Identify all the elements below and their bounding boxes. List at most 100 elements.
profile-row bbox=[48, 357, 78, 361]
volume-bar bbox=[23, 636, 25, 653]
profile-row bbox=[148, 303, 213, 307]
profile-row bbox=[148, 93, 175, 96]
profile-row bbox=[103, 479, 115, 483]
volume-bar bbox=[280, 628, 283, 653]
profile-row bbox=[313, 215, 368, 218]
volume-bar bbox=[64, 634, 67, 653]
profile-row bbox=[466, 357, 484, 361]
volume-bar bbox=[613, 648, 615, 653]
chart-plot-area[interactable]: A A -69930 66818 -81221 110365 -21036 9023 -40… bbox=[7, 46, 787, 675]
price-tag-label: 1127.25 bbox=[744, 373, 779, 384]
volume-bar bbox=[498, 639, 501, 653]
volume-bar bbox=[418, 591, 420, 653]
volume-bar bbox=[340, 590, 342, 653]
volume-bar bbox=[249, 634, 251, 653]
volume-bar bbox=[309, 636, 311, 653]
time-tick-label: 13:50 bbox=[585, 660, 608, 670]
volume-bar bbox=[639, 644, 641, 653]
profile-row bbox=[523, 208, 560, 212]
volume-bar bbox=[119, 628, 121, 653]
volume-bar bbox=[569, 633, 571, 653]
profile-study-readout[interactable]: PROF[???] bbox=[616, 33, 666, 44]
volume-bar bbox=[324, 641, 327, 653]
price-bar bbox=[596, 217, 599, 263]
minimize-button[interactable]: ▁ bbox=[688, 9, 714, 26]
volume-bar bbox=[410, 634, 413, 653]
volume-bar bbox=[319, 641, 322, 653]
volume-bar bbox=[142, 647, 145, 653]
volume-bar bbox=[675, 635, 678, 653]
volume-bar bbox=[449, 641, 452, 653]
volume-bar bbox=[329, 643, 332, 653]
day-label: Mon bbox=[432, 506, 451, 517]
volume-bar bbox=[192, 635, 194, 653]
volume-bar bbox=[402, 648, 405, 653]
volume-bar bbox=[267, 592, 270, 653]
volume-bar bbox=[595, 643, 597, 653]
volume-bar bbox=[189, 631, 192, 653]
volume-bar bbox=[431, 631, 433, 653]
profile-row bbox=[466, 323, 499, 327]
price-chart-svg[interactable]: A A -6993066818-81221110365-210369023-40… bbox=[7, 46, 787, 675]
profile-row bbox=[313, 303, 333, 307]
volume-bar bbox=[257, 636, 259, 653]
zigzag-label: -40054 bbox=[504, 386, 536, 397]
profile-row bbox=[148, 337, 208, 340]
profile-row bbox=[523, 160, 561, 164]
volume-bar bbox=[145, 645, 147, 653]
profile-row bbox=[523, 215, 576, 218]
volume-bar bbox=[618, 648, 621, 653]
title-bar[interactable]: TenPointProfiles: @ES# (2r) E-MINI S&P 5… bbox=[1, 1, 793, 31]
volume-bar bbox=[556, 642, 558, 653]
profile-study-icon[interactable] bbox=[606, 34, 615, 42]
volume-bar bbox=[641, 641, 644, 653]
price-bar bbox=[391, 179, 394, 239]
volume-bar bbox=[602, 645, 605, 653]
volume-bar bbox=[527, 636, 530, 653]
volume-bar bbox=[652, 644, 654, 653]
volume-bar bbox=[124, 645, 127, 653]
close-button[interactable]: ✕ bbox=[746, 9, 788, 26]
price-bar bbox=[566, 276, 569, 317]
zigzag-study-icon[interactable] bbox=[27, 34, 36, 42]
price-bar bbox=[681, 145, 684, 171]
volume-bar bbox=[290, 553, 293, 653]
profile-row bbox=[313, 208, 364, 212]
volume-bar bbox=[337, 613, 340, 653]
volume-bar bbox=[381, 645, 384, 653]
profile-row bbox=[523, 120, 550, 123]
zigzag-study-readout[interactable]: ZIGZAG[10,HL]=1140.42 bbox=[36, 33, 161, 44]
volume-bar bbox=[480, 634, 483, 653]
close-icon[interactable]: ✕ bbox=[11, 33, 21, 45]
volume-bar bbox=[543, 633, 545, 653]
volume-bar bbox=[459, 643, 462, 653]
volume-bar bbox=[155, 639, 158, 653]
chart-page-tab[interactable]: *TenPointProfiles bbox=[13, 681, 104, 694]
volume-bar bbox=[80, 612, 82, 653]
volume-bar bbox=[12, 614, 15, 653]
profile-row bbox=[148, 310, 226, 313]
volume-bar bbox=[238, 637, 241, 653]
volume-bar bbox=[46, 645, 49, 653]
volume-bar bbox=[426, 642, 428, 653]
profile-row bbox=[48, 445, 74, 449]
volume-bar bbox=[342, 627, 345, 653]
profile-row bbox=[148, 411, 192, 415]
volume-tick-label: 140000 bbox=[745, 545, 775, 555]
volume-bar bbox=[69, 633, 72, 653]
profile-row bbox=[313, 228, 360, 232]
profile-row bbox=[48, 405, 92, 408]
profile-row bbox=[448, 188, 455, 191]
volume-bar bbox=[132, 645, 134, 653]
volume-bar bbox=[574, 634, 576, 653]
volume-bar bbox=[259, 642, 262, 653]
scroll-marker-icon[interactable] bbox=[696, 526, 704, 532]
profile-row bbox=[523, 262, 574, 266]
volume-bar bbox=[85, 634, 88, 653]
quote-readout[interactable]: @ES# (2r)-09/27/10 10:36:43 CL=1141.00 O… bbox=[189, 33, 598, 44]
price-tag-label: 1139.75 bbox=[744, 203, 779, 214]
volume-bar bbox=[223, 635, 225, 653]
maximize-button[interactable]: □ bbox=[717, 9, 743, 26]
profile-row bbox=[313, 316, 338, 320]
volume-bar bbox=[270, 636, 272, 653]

TASK DESCRIPTION
Reproduce every line of the records above verbatim, without any omission or alteration.

EXPECTED ANSWER
Identify all the elements below and their bounding boxes. List at most 100 elements.
profile-row bbox=[48, 357, 78, 361]
volume-bar bbox=[23, 636, 25, 653]
profile-row bbox=[148, 303, 213, 307]
profile-row bbox=[148, 93, 175, 96]
profile-row bbox=[103, 479, 115, 483]
volume-bar bbox=[280, 628, 283, 653]
profile-row bbox=[313, 215, 368, 218]
volume-bar bbox=[64, 634, 67, 653]
profile-row bbox=[466, 357, 484, 361]
volume-bar bbox=[613, 648, 615, 653]
chart-plot-area[interactable]: A A -69930 66818 -81221 110365 -21036 9023 -40… bbox=[7, 46, 787, 675]
price-tag-label: 1127.25 bbox=[744, 373, 779, 384]
volume-bar bbox=[498, 639, 501, 653]
volume-bar bbox=[418, 591, 420, 653]
volume-bar bbox=[340, 590, 342, 653]
volume-bar bbox=[249, 634, 251, 653]
volume-bar bbox=[309, 636, 311, 653]
time-tick-label: 13:50 bbox=[585, 660, 608, 670]
volume-bar bbox=[639, 644, 641, 653]
profile-row bbox=[523, 208, 560, 212]
volume-bar bbox=[119, 628, 121, 653]
volume-bar bbox=[569, 633, 571, 653]
profile-study-readout[interactable]: PROF[???] bbox=[616, 33, 666, 44]
volume-bar bbox=[324, 641, 327, 653]
price-bar bbox=[596, 217, 599, 263]
minimize-button[interactable]: ▁ bbox=[688, 9, 714, 26]
volume-bar bbox=[410, 634, 413, 653]
volume-bar bbox=[319, 641, 322, 653]
volume-bar bbox=[142, 647, 145, 653]
volume-bar bbox=[675, 635, 678, 653]
volume-bar bbox=[449, 641, 452, 653]
volume-bar bbox=[329, 643, 332, 653]
day-label: Mon bbox=[432, 506, 451, 517]
volume-bar bbox=[192, 635, 194, 653]
volume-bar bbox=[402, 648, 405, 653]
volume-bar bbox=[267, 592, 270, 653]
volume-bar bbox=[595, 643, 597, 653]
volume-bar bbox=[189, 631, 192, 653]
volume-bar bbox=[431, 631, 433, 653]
profile-row bbox=[466, 323, 499, 327]
price-chart-svg[interactable]: A A -6993066818-81221110365-210369023-40… bbox=[7, 46, 787, 675]
profile-row bbox=[313, 303, 333, 307]
volume-bar bbox=[257, 636, 259, 653]
zigzag-label: -40054 bbox=[504, 386, 536, 397]
profile-row bbox=[148, 337, 208, 340]
profile-row bbox=[523, 160, 561, 164]
volume-bar bbox=[145, 645, 147, 653]
profile-row bbox=[523, 215, 576, 218]
volume-bar bbox=[618, 648, 621, 653]
title-bar[interactable]: TenPointProfiles: @ES# (2r) E-MINI S&P 5… bbox=[1, 1, 793, 31]
volume-bar bbox=[556, 642, 558, 653]
profile-study-icon[interactable] bbox=[606, 34, 615, 42]
volume-bar bbox=[641, 641, 644, 653]
price-bar bbox=[391, 179, 394, 239]
volume-bar bbox=[602, 645, 605, 653]
volume-bar bbox=[527, 636, 530, 653]
volume-bar bbox=[652, 644, 654, 653]
volume-bar bbox=[124, 645, 127, 653]
close-button[interactable]: ✕ bbox=[746, 9, 788, 26]
price-bar bbox=[566, 276, 569, 317]
zigzag-study-icon[interactable] bbox=[27, 34, 36, 42]
price-bar bbox=[681, 145, 684, 171]
volume-bar bbox=[290, 553, 293, 653]
profile-row bbox=[313, 208, 364, 212]
volume-bar bbox=[337, 613, 340, 653]
volume-bar bbox=[381, 645, 384, 653]
profile-row bbox=[523, 120, 550, 123]
zigzag-study-readout[interactable]: ZIGZAG[10,HL]=1140.42 bbox=[36, 33, 161, 44]
volume-bar bbox=[480, 634, 483, 653]
close-icon[interactable]: ✕ bbox=[11, 33, 21, 45]
volume-bar bbox=[543, 633, 545, 653]
volume-bar bbox=[459, 643, 462, 653]
volume-bar bbox=[155, 639, 158, 653]
chart-page-tab[interactable]: *TenPointProfiles bbox=[13, 681, 104, 694]
volume-bar bbox=[80, 612, 82, 653]
volume-bar bbox=[12, 614, 15, 653]
profile-row bbox=[148, 310, 226, 313]
volume-bar bbox=[238, 637, 241, 653]
volume-bar bbox=[46, 645, 49, 653]
volume-bar bbox=[426, 642, 428, 653]
profile-row bbox=[48, 445, 74, 449]
volume-bar bbox=[342, 627, 345, 653]
profile-row bbox=[148, 411, 192, 415]
volume-tick-label: 140000 bbox=[745, 545, 775, 555]
volume-bar bbox=[69, 633, 72, 653]
profile-row bbox=[313, 228, 360, 232]
profile-row bbox=[48, 405, 92, 408]
profile-row bbox=[448, 188, 455, 191]
volume-bar bbox=[132, 645, 134, 653]
volume-bar bbox=[574, 634, 576, 653]
volume-bar bbox=[259, 642, 262, 653]
scroll-marker-icon[interactable] bbox=[696, 526, 704, 532]
profile-row bbox=[523, 262, 574, 266]
volume-bar bbox=[85, 634, 88, 653]
quote-readout[interactable]: @ES# (2r)-09/27/10 10:36:43 CL=1141.00 O… bbox=[189, 33, 598, 44]
price-tag-label: 1139.75 bbox=[744, 203, 779, 214]
volume-bar bbox=[223, 635, 225, 653]
maximize-button[interactable]: □ bbox=[717, 9, 743, 26]
profile-row bbox=[313, 316, 338, 320]
volume-bar bbox=[270, 636, 272, 653]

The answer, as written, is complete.